Your goal =
Retype the entries below word for word, starting with the first line and continuing through the line that contains "clue-across-15: 15. Your", with both of those lines included.

Excerpted data =
• • • • • • •
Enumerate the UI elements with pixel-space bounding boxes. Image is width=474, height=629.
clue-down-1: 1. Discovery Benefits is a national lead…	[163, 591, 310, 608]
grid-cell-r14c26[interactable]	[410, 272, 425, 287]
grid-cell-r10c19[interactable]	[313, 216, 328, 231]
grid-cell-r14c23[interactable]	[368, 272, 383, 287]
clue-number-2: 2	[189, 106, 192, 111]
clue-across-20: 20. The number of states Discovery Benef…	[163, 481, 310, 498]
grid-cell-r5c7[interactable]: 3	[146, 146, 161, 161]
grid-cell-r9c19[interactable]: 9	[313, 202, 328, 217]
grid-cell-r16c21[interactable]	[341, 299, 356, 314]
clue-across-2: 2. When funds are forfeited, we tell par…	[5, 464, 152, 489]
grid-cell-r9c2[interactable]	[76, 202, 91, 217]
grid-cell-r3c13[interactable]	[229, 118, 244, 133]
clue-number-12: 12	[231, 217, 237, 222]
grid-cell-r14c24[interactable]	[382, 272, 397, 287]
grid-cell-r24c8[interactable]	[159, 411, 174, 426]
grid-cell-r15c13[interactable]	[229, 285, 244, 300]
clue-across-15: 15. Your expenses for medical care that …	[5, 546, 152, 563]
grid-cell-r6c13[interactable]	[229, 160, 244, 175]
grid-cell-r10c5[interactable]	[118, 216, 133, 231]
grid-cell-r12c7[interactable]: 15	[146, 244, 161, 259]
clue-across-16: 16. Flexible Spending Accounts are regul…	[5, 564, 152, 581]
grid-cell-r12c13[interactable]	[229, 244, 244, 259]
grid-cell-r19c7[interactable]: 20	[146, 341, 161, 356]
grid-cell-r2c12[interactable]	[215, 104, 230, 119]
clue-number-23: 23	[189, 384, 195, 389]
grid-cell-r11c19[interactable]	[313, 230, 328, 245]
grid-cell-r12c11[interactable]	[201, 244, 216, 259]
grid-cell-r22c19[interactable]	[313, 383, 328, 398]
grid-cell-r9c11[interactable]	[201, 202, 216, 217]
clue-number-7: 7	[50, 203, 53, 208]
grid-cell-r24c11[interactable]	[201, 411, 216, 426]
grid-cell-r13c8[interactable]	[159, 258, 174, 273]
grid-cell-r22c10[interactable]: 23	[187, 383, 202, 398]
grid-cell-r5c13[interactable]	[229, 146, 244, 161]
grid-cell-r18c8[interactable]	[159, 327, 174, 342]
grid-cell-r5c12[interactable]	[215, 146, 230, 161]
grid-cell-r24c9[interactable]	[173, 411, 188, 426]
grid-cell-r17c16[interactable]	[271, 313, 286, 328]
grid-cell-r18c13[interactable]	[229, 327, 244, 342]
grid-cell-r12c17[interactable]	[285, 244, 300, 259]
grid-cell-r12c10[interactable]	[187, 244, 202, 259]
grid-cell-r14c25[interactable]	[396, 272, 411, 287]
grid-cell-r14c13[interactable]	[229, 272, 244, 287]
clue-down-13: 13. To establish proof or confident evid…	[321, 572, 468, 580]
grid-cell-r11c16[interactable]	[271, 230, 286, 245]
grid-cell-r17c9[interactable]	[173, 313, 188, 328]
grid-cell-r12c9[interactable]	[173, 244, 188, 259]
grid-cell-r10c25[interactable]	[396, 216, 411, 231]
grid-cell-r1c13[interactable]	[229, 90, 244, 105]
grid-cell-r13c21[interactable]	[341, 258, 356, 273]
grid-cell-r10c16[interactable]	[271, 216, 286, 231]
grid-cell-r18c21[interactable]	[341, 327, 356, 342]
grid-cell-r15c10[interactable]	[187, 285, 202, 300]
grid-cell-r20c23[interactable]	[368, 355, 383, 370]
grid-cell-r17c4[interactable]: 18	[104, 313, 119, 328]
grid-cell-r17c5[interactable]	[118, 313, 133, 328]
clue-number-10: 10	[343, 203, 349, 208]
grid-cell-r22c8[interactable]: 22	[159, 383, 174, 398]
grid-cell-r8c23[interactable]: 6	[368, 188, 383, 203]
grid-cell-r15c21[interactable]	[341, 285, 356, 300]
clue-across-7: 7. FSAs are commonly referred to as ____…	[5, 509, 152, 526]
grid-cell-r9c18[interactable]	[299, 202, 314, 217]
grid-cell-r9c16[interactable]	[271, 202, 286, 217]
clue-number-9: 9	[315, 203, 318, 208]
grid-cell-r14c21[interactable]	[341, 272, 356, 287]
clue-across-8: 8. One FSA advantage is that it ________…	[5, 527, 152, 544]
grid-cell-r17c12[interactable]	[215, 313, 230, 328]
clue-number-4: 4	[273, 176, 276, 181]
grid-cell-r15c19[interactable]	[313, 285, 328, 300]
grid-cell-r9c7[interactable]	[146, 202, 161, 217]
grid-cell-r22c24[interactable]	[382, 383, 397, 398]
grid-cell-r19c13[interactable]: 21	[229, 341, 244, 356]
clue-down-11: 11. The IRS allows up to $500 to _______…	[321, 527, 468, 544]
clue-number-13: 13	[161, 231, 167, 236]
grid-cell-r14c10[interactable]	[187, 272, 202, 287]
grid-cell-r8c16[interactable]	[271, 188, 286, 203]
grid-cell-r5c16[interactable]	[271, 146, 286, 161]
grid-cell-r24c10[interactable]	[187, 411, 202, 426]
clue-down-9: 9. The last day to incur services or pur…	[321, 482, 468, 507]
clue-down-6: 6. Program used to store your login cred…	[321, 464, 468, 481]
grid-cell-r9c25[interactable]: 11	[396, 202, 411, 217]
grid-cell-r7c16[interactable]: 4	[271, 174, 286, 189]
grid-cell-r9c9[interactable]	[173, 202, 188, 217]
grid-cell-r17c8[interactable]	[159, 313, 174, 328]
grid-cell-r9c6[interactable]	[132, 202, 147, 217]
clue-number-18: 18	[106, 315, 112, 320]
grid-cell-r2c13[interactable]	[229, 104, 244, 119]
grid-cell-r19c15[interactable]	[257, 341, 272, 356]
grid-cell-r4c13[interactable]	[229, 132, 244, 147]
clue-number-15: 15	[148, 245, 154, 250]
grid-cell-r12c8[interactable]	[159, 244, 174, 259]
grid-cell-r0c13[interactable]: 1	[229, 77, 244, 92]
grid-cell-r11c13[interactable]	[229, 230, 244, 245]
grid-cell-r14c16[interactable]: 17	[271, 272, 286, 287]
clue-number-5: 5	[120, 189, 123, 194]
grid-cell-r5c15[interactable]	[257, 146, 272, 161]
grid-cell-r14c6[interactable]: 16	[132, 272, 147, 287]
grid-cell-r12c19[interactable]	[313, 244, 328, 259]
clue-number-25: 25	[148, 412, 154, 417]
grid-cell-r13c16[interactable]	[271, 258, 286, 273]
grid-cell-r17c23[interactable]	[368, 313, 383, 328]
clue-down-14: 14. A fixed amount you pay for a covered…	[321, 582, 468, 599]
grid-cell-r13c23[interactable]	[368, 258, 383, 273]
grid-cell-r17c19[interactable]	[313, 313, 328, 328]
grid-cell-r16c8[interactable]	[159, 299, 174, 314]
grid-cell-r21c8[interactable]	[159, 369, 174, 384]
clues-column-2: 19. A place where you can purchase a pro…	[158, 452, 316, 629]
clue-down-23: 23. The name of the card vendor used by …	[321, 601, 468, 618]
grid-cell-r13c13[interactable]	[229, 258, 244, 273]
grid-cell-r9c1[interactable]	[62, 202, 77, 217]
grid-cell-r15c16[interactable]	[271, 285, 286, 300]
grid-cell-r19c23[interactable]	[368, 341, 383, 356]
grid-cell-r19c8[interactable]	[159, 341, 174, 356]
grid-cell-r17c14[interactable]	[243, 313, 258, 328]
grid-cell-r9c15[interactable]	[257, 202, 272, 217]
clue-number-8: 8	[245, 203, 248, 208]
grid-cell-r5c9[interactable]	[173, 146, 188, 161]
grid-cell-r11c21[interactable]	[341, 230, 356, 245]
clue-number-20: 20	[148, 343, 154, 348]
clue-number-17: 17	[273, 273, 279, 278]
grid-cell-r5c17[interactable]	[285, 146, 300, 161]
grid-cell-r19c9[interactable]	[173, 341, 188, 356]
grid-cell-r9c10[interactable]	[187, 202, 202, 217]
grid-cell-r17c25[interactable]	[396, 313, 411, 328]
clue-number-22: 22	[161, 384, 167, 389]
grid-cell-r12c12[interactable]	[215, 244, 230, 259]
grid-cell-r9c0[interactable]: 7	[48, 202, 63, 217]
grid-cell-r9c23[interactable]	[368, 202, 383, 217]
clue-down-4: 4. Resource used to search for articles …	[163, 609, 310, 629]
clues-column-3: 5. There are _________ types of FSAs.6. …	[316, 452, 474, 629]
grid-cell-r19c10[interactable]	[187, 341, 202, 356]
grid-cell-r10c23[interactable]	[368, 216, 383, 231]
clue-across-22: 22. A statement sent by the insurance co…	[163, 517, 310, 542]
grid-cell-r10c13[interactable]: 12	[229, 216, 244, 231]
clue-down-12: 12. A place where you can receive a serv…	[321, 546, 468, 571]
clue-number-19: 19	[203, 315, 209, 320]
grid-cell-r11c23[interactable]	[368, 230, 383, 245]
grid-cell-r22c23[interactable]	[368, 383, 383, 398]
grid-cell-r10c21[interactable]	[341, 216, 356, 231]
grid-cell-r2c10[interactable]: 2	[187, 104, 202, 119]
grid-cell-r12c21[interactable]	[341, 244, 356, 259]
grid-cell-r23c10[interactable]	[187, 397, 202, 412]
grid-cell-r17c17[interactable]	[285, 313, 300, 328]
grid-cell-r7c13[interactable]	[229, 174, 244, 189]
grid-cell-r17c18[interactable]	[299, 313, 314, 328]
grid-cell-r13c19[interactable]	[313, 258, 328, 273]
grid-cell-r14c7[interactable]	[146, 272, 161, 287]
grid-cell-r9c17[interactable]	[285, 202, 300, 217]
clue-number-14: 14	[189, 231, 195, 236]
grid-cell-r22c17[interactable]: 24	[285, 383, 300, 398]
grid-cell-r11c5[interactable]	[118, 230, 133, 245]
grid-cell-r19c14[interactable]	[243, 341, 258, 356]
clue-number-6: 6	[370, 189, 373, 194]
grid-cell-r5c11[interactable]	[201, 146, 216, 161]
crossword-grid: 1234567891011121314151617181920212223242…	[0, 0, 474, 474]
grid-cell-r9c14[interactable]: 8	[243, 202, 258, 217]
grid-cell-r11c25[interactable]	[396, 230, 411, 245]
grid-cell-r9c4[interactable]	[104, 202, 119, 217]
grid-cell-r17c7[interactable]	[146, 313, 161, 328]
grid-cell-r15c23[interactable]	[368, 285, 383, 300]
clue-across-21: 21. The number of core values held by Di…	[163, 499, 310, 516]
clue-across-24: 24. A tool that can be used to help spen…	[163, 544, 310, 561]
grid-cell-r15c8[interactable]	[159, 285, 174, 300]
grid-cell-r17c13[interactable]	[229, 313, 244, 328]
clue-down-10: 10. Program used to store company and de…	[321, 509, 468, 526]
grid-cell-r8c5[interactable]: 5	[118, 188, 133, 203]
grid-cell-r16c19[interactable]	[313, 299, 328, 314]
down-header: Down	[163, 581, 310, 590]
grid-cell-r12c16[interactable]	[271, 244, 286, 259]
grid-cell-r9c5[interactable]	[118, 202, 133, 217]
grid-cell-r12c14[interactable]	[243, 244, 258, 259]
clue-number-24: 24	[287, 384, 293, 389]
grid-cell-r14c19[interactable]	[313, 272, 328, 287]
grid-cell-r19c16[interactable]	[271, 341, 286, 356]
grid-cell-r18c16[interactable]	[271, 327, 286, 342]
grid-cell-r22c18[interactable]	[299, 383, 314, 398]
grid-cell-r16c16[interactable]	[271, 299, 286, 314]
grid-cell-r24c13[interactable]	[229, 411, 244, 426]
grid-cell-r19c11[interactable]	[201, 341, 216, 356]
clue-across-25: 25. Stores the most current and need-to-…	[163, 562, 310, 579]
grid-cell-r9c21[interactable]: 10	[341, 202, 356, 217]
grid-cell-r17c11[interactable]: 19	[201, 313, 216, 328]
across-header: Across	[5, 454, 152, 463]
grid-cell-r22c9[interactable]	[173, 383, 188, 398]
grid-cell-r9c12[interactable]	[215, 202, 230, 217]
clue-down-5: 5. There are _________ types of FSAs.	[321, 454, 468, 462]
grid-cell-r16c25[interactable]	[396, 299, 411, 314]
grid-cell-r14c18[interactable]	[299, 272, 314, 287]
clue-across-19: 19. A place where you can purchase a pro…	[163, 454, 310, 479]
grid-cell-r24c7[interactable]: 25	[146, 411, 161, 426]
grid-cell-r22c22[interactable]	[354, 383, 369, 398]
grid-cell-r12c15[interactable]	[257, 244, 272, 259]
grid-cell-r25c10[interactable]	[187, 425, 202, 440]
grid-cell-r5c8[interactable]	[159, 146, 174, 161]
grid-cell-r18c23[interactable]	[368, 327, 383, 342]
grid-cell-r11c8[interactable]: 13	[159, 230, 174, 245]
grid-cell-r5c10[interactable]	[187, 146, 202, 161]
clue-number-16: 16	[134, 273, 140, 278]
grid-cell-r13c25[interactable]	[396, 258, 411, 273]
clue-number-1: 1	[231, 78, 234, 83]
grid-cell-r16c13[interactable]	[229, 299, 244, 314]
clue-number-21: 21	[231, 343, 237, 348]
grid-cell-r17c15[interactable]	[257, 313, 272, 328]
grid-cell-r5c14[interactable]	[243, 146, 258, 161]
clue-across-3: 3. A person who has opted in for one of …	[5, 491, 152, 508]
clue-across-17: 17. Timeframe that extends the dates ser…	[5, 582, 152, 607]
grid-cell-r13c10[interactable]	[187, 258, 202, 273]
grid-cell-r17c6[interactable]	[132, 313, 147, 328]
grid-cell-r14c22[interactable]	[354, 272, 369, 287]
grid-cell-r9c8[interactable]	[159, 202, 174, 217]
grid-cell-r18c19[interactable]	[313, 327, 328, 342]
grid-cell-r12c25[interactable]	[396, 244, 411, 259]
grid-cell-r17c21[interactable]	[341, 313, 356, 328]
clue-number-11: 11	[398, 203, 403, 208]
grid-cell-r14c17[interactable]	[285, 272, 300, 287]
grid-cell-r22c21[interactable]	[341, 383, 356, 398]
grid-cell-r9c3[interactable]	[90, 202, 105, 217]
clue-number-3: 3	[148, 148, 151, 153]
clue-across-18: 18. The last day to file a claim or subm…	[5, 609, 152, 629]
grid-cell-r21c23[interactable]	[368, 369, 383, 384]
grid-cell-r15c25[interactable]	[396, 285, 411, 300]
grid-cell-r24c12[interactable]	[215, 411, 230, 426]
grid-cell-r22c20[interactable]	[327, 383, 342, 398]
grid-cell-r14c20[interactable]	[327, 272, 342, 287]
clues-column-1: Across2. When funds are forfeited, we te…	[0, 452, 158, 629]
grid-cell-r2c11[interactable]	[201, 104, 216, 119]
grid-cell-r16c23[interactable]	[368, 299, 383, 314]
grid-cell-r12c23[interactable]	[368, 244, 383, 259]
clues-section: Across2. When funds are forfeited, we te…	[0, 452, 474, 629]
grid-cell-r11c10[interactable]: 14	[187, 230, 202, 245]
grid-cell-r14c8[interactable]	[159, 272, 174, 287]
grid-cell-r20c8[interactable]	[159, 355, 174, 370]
• • • • • • •
Full solution =
Enumerate the UI elements with pixel-space bounding boxes. Image is width=474, height=629.
clue-down-1: 1. Discovery Benefits is a national lead…	[163, 591, 310, 608]
grid-cell-r14c26[interactable]	[410, 272, 425, 287]
grid-cell-r10c19[interactable]	[313, 216, 328, 231]
grid-cell-r14c23[interactable]	[368, 272, 383, 287]
clue-number-2: 2	[189, 106, 192, 111]
clue-across-20: 20. The number of states Discovery Benef…	[163, 481, 310, 498]
grid-cell-r5c7[interactable]: 3	[146, 146, 161, 161]
grid-cell-r9c19[interactable]: 9	[313, 202, 328, 217]
grid-cell-r16c21[interactable]	[341, 299, 356, 314]
clue-across-2: 2. When funds are forfeited, we tell par…	[5, 464, 152, 489]
grid-cell-r9c2[interactable]	[76, 202, 91, 217]
grid-cell-r3c13[interactable]	[229, 118, 244, 133]
clue-number-12: 12	[231, 217, 237, 222]
grid-cell-r14c24[interactable]	[382, 272, 397, 287]
grid-cell-r24c8[interactable]	[159, 411, 174, 426]
grid-cell-r15c13[interactable]	[229, 285, 244, 300]
clue-across-15: 15. Your expenses for medical care that …	[5, 546, 152, 563]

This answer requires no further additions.